TASK STATEMENT
Omit all pictures, then retype the data exactly as given.

Dataset items:

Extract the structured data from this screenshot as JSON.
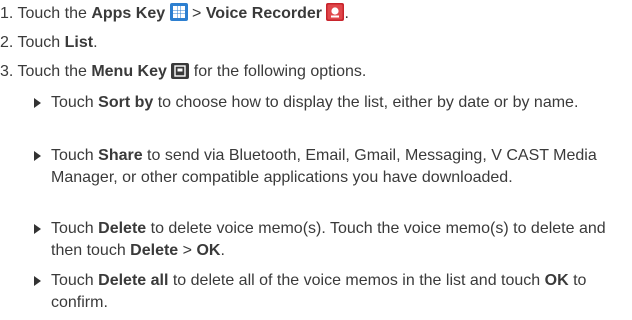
{
  "steps": [
    {
      "num": "1.",
      "pre": "Touch the ",
      "bold1": "Apps Key",
      "sep": " > ",
      "bold2": "Voice Recorder",
      "end": "."
    },
    {
      "num": "2.",
      "pre": "Touch ",
      "bold": "List",
      "end": "."
    },
    {
      "num": "3.",
      "pre": "Touch the ",
      "bold": "Menu Key",
      "post": " for the following options."
    }
  ],
  "bullets": [
    {
      "segments": [
        {
          "text": "Touch ",
          "bold": false
        },
        {
          "text": "Sort by",
          "bold": true
        },
        {
          "text": " to choose how to display the list, either by date or by name.",
          "bold": false
        }
      ]
    },
    {
      "segments": [
        {
          "text": "Touch ",
          "bold": false
        },
        {
          "text": "Share",
          "bold": true
        },
        {
          "text": " to send via Bluetooth, Email, Gmail, Messaging, V CAST Media Manager, or other compatible applications you have downloaded.",
          "bold": false
        }
      ]
    },
    {
      "segments": [
        {
          "text": "Touch ",
          "bold": false
        },
        {
          "text": "Delete",
          "bold": true
        },
        {
          "text": " to delete voice memo(s). Touch the voice memo(s) to delete and then touch ",
          "bold": false
        },
        {
          "text": "Delete",
          "bold": true
        },
        {
          "text": " > ",
          "bold": false
        },
        {
          "text": "OK",
          "bold": true
        },
        {
          "text": ".",
          "bold": false
        }
      ]
    },
    {
      "segments": [
        {
          "text": "Touch ",
          "bold": false
        },
        {
          "text": "Delete all",
          "bold": true
        },
        {
          "text": " to delete all of the voice memos in the list and touch ",
          "bold": false
        },
        {
          "text": "OK",
          "bold": true
        },
        {
          "text": " to confirm.",
          "bold": false
        }
      ]
    }
  ],
  "icons": {
    "apps_key": "apps-key-icon",
    "voice_recorder": "voice-recorder-icon",
    "menu_key": "menu-key-icon"
  },
  "colors": {
    "text": "#3a3a3a",
    "apps_key_blue": "#2d7fd0",
    "recorder_red": "#c8242c",
    "menu_key_gray": "#3a3a3a"
  }
}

RESULT
Extract the structured data from this screenshot as JSON.
{
  "steps": [
    {
      "num": "1.",
      "pre": "Touch the ",
      "bold1": "Apps Key",
      "sep": " > ",
      "bold2": "Voice Recorder",
      "end": "."
    },
    {
      "num": "2.",
      "pre": "Touch ",
      "bold": "List",
      "end": "."
    },
    {
      "num": "3.",
      "pre": "Touch the ",
      "bold": "Menu Key",
      "post": " for the following options."
    }
  ],
  "bullets": [
    {
      "segments": [
        {
          "text": "Touch ",
          "bold": false
        },
        {
          "text": "Sort by",
          "bold": true
        },
        {
          "text": " to choose how to display the list, either by date or by name.",
          "bold": false
        }
      ]
    },
    {
      "segments": [
        {
          "text": "Touch ",
          "bold": false
        },
        {
          "text": "Share",
          "bold": true
        },
        {
          "text": " to send via Bluetooth, Email, Gmail, Messaging, V CAST Media Manager, or other compatible applications you have downloaded.",
          "bold": false
        }
      ]
    },
    {
      "segments": [
        {
          "text": "Touch ",
          "bold": false
        },
        {
          "text": "Delete",
          "bold": true
        },
        {
          "text": " to delete voice memo(s). Touch the voice memo(s) to delete and then touch ",
          "bold": false
        },
        {
          "text": "Delete",
          "bold": true
        },
        {
          "text": " > ",
          "bold": false
        },
        {
          "text": "OK",
          "bold": true
        },
        {
          "text": ".",
          "bold": false
        }
      ]
    },
    {
      "segments": [
        {
          "text": "Touch ",
          "bold": false
        },
        {
          "text": "Delete all",
          "bold": true
        },
        {
          "text": " to delete all of the voice memos in the list and touch ",
          "bold": false
        },
        {
          "text": "OK",
          "bold": true
        },
        {
          "text": " to confirm.",
          "bold": false
        }
      ]
    }
  ],
  "icons": {
    "apps_key": "apps-key-icon",
    "voice_recorder": "voice-recorder-icon",
    "menu_key": "menu-key-icon"
  },
  "colors": {
    "text": "#3a3a3a",
    "apps_key_blue": "#2d7fd0",
    "recorder_red": "#c8242c",
    "menu_key_gray": "#3a3a3a"
  }
}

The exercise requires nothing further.